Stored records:
§ §
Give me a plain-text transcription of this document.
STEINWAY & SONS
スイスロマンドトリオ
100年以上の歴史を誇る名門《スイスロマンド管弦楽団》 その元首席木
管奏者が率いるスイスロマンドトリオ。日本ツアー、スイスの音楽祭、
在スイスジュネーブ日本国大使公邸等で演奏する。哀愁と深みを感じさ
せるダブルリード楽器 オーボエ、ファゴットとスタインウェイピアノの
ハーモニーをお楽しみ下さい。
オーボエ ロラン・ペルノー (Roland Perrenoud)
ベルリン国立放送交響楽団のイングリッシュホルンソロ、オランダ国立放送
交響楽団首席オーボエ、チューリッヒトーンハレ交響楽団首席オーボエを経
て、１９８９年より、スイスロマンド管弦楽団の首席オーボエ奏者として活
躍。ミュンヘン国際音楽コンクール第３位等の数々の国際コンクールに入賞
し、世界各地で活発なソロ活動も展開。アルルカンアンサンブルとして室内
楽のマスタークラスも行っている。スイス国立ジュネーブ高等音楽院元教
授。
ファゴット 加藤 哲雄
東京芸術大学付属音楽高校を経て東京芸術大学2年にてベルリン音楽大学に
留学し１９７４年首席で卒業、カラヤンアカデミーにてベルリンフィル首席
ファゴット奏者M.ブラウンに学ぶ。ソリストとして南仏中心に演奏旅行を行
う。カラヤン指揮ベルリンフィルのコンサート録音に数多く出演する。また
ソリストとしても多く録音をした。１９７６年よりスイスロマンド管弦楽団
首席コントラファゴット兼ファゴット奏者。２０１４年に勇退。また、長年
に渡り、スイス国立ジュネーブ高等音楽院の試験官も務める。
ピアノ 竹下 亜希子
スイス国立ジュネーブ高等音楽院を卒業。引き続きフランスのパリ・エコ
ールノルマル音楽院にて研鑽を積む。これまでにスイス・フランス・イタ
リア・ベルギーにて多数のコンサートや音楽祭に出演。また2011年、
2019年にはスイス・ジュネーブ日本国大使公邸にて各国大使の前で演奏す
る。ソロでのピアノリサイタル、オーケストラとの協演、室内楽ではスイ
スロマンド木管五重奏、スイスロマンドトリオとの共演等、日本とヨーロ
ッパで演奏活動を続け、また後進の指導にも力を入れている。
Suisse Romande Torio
§ §
» Your goal
Exactly reproduce all of the entries.

» Result of this task
Give me a plain-text transcription of this document.
STEINWAY & SONS
スイスロマンドトリオ
100年以上の歴史を誇る名門《スイスロマンド管弦楽団》 その元首席木
管奏者が率いるスイスロマンドトリオ。日本ツアー、スイスの音楽祭、
在スイスジュネーブ日本国大使公邸等で演奏する。哀愁と深みを感じさ
せるダブルリード楽器 オーボエ、ファゴットとスタインウェイピアノの
ハーモニーをお楽しみ下さい。
オーボエ ロラン・ペルノー (Roland Perrenoud)
ベルリン国立放送交響楽団のイングリッシュホルンソロ、オランダ国立放送
交響楽団首席オーボエ、チューリッヒトーンハレ交響楽団首席オーボエを経
て、１９８９年より、スイスロマンド管弦楽団の首席オーボエ奏者として活
躍。ミュンヘン国際音楽コンクール第３位等の数々の国際コンクールに入賞
し、世界各地で活発なソロ活動も展開。アルルカンアンサンブルとして室内
楽のマスタークラスも行っている。スイス国立ジュネーブ高等音楽院元教
授。
ファゴット 加藤 哲雄
東京芸術大学付属音楽高校を経て東京芸術大学2年にてベルリン音楽大学に
留学し１９７４年首席で卒業、カラヤンアカデミーにてベルリンフィル首席
ファゴット奏者M.ブラウンに学ぶ。ソリストとして南仏中心に演奏旅行を行
う。カラヤン指揮ベルリンフィルのコンサート録音に数多く出演する。また
ソリストとしても多く録音をした。１９７６年よりスイスロマンド管弦楽団
首席コントラファゴット兼ファゴット奏者。２０１４年に勇退。また、長年
に渡り、スイス国立ジュネーブ高等音楽院の試験官も務める。
ピアノ 竹下 亜希子
スイス国立ジュネーブ高等音楽院を卒業。引き続きフランスのパリ・エコ
ールノルマル音楽院にて研鑽を積む。これまでにスイス・フランス・イタ
リア・ベルギーにて多数のコンサートや音楽祭に出演。また2011年、
2019年にはスイス・ジュネーブ日本国大使公邸にて各国大使の前で演奏す
る。ソロでのピアノリサイタル、オーケストラとの協演、室内楽ではスイ
スロマンド木管五重奏、スイスロマンドトリオとの共演等、日本とヨーロ
ッパで演奏活動を続け、また後進の指導にも力を入れている。
Suisse Romande Torio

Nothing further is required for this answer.